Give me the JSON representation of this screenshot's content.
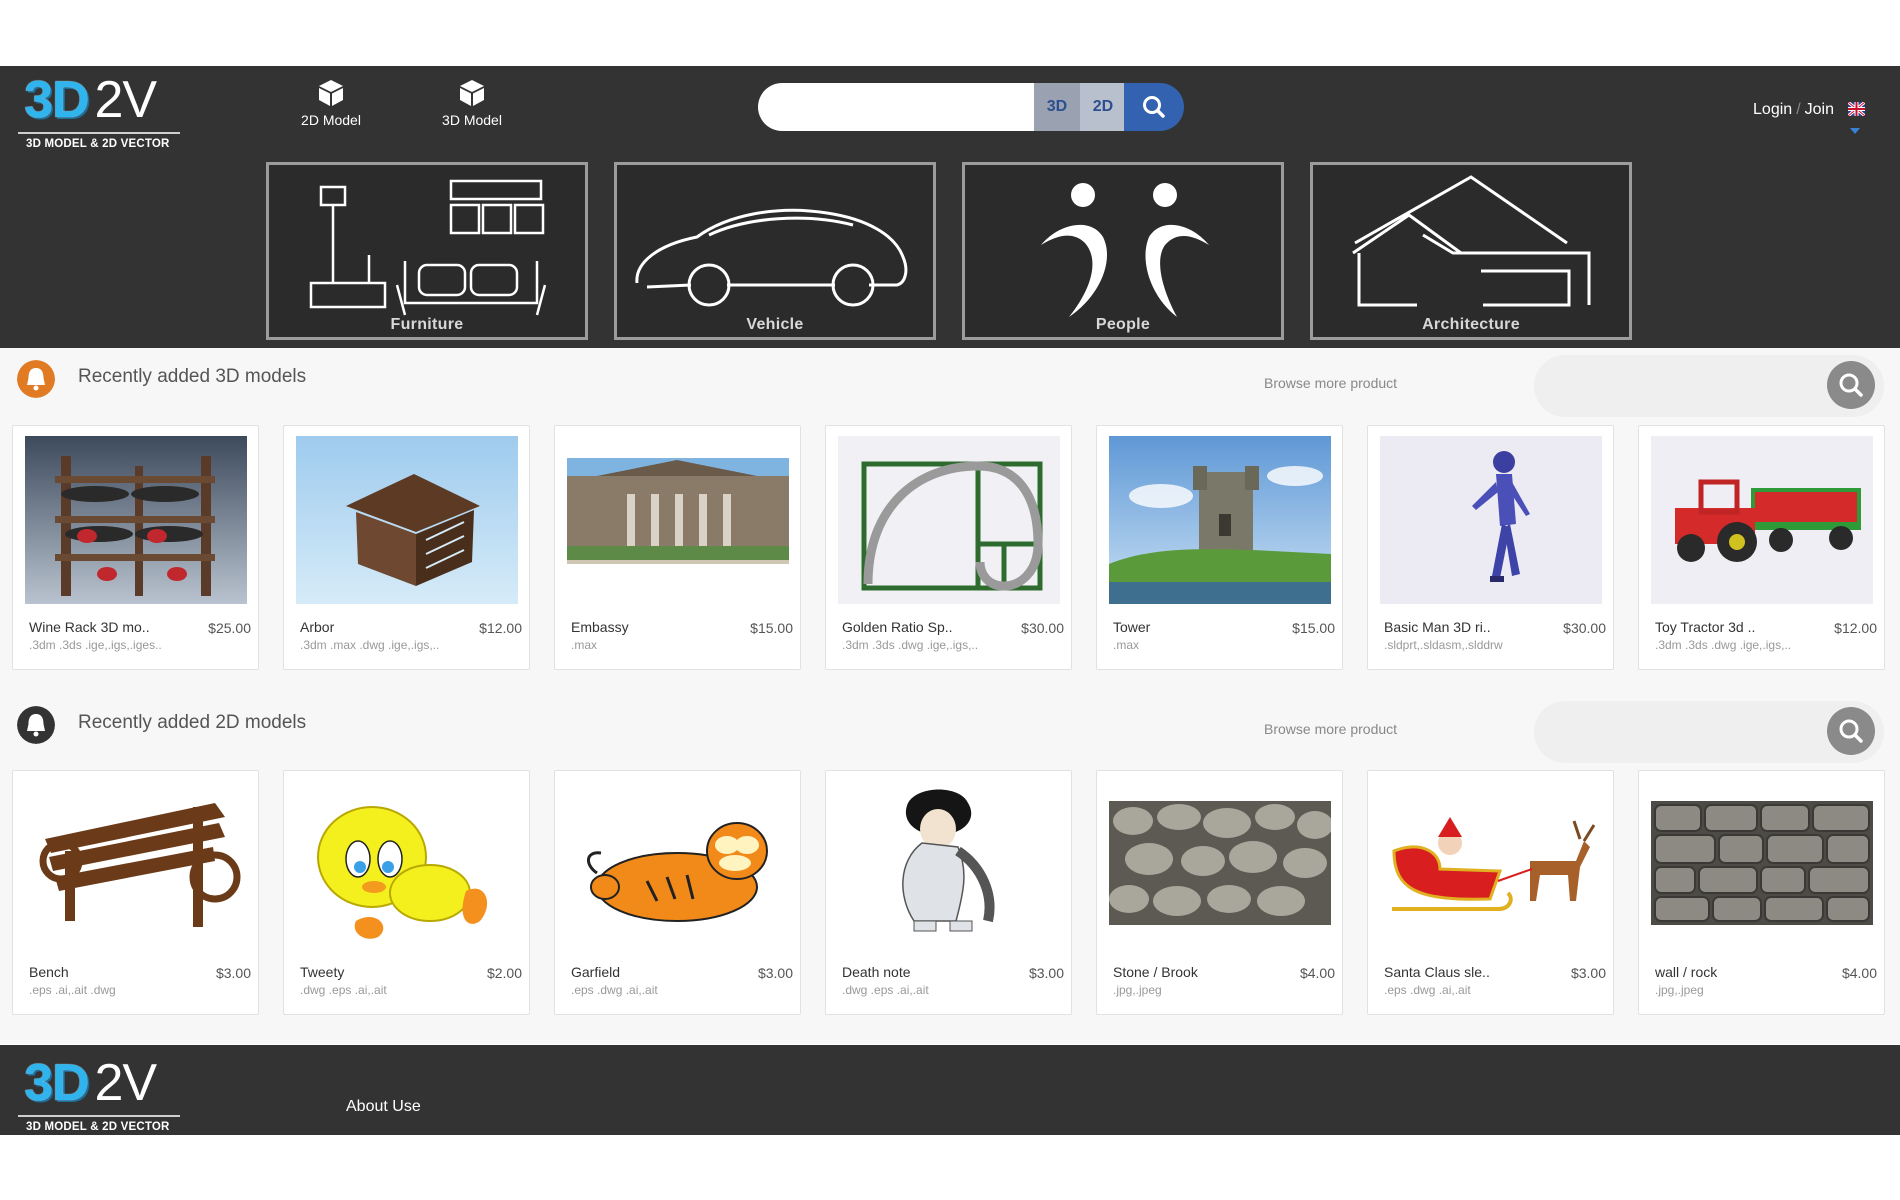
{
  "brand": {
    "logo_3d": "3D",
    "logo_2v": "2V",
    "tagline": "3D MODEL & 2D VECTOR",
    "accent": "#2fb4ee"
  },
  "nav": {
    "items": [
      {
        "label": "2D Model",
        "icon": "cube-icon"
      },
      {
        "label": "3D Model",
        "icon": "cube-icon"
      }
    ]
  },
  "search": {
    "value": "",
    "placeholder": "",
    "btn_3d": "3D",
    "btn_2d": "2D",
    "icon": "search-icon"
  },
  "account": {
    "login": "Login",
    "separator": "/",
    "join": "Join",
    "flag": "uk-flag-icon"
  },
  "categories": [
    {
      "label": "Furniture"
    },
    {
      "label": "Vehicle"
    },
    {
      "label": "People"
    },
    {
      "label": "Architecture"
    }
  ],
  "sections": {
    "models_3d": {
      "title": "Recently added 3D models",
      "browse": "Browse more product",
      "icon_color": "#e07b24",
      "items": [
        {
          "name": "Wine Rack 3D mo..",
          "price": "$25.00",
          "formats": ".3dm .3ds .ige,.igs,.iges.."
        },
        {
          "name": "Arbor",
          "price": "$12.00",
          "formats": ".3dm .max .dwg .ige,.igs,.."
        },
        {
          "name": "Embassy",
          "price": "$15.00",
          "formats": ".max"
        },
        {
          "name": "Golden Ratio Sp..",
          "price": "$30.00",
          "formats": ".3dm .3ds .dwg .ige,.igs,.."
        },
        {
          "name": "Tower",
          "price": "$15.00",
          "formats": ".max"
        },
        {
          "name": "Basic Man 3D ri..",
          "price": "$30.00",
          "formats": ".sldprt,.sldasm,.slddrw"
        },
        {
          "name": "Toy Tractor 3d ..",
          "price": "$12.00",
          "formats": ".3dm .3ds .dwg .ige,.igs,.."
        }
      ]
    },
    "models_2d": {
      "title": "Recently added 2D models",
      "browse": "Browse more product",
      "icon_color": "#333333",
      "items": [
        {
          "name": "Bench",
          "price": "$3.00",
          "formats": ".eps .ai,.ait .dwg"
        },
        {
          "name": "Tweety",
          "price": "$2.00",
          "formats": ".dwg .eps .ai,.ait"
        },
        {
          "name": "Garfield",
          "price": "$3.00",
          "formats": ".eps .dwg .ai,.ait"
        },
        {
          "name": "Death note",
          "price": "$3.00",
          "formats": ".dwg .eps .ai,.ait"
        },
        {
          "name": "Stone / Brook",
          "price": "$4.00",
          "formats": ".jpg,.jpeg"
        },
        {
          "name": "Santa Claus sle..",
          "price": "$3.00",
          "formats": ".eps .dwg .ai,.ait"
        },
        {
          "name": "wall / rock",
          "price": "$4.00",
          "formats": ".jpg,.jpeg"
        }
      ]
    }
  },
  "footer": {
    "about": "About Use"
  }
}
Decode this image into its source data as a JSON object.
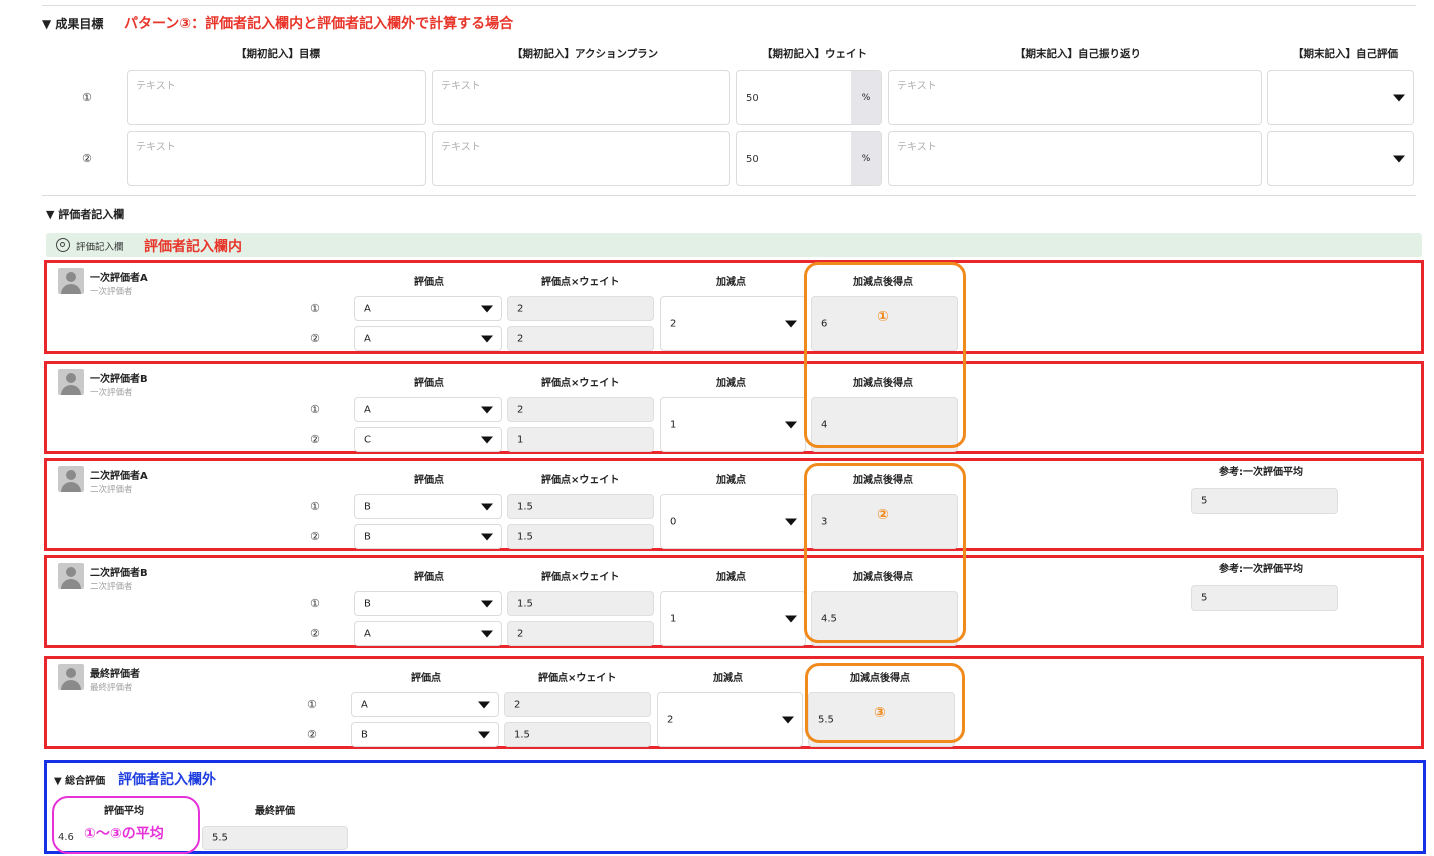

Brief — Omit the pictures. Output every record above word for word.

Solved problem —
Give me the JSON representation of this screenshot's content.
{
  "brand": {
    "logo_3d": "3D",
    "logo_2v": "2V",
    "tagline": "3D MODEL & 2D VECTOR",
    "accent": "#2fb4ee"
  },
  "nav": {
    "items": [
      {
        "label": "2D Model",
        "icon": "cube-icon"
      },
      {
        "label": "3D Model",
        "icon": "cube-icon"
      }
    ]
  },
  "search": {
    "value": "",
    "placeholder": "",
    "btn_3d": "3D",
    "btn_2d": "2D",
    "icon": "search-icon"
  },
  "account": {
    "login": "Login",
    "separator": "/",
    "join": "Join",
    "flag": "uk-flag-icon"
  },
  "categories": [
    {
      "label": "Furniture"
    },
    {
      "label": "Vehicle"
    },
    {
      "label": "People"
    },
    {
      "label": "Architecture"
    }
  ],
  "sections": {
    "models_3d": {
      "title": "Recently added 3D models",
      "browse": "Browse more product",
      "icon_color": "#e07b24",
      "items": [
        {
          "name": "Wine Rack 3D mo..",
          "price": "$25.00",
          "formats": ".3dm .3ds .ige,.igs,.iges.."
        },
        {
          "name": "Arbor",
          "price": "$12.00",
          "formats": ".3dm .max .dwg .ige,.igs,.."
        },
        {
          "name": "Embassy",
          "price": "$15.00",
          "formats": ".max"
        },
        {
          "name": "Golden Ratio Sp..",
          "price": "$30.00",
          "formats": ".3dm .3ds .dwg .ige,.igs,.."
        },
        {
          "name": "Tower",
          "price": "$15.00",
          "formats": ".max"
        },
        {
          "name": "Basic Man 3D ri..",
          "price": "$30.00",
          "formats": ".sldprt,.sldasm,.slddrw"
        },
        {
          "name": "Toy Tractor 3d ..",
          "price": "$12.00",
          "formats": ".3dm .3ds .dwg .ige,.igs,.."
        }
      ]
    },
    "models_2d": {
      "title": "Recently added 2D models",
      "browse": "Browse more product",
      "icon_color": "#333333",
      "items": [
        {
          "name": "Bench",
          "price": "$3.00",
          "formats": ".eps .ai,.ait .dwg"
        },
        {
          "name": "Tweety",
          "price": "$2.00",
          "formats": ".dwg .eps .ai,.ait"
        },
        {
          "name": "Garfield",
          "price": "$3.00",
          "formats": ".eps .dwg .ai,.ait"
        },
        {
          "name": "Death note",
          "price": "$3.00",
          "formats": ".dwg .eps .ai,.ait"
        },
        {
          "name": "Stone / Brook",
          "price": "$4.00",
          "formats": ".jpg,.jpeg"
        },
        {
          "name": "Santa Claus sle..",
          "price": "$3.00",
          "formats": ".eps .dwg .ai,.ait"
        },
        {
          "name": "wall / rock",
          "price": "$4.00",
          "formats": ".jpg,.jpeg"
        }
      ]
    }
  },
  "footer": {
    "about": "About Use"
  }
}
Decode this image into its source data as a JSON object.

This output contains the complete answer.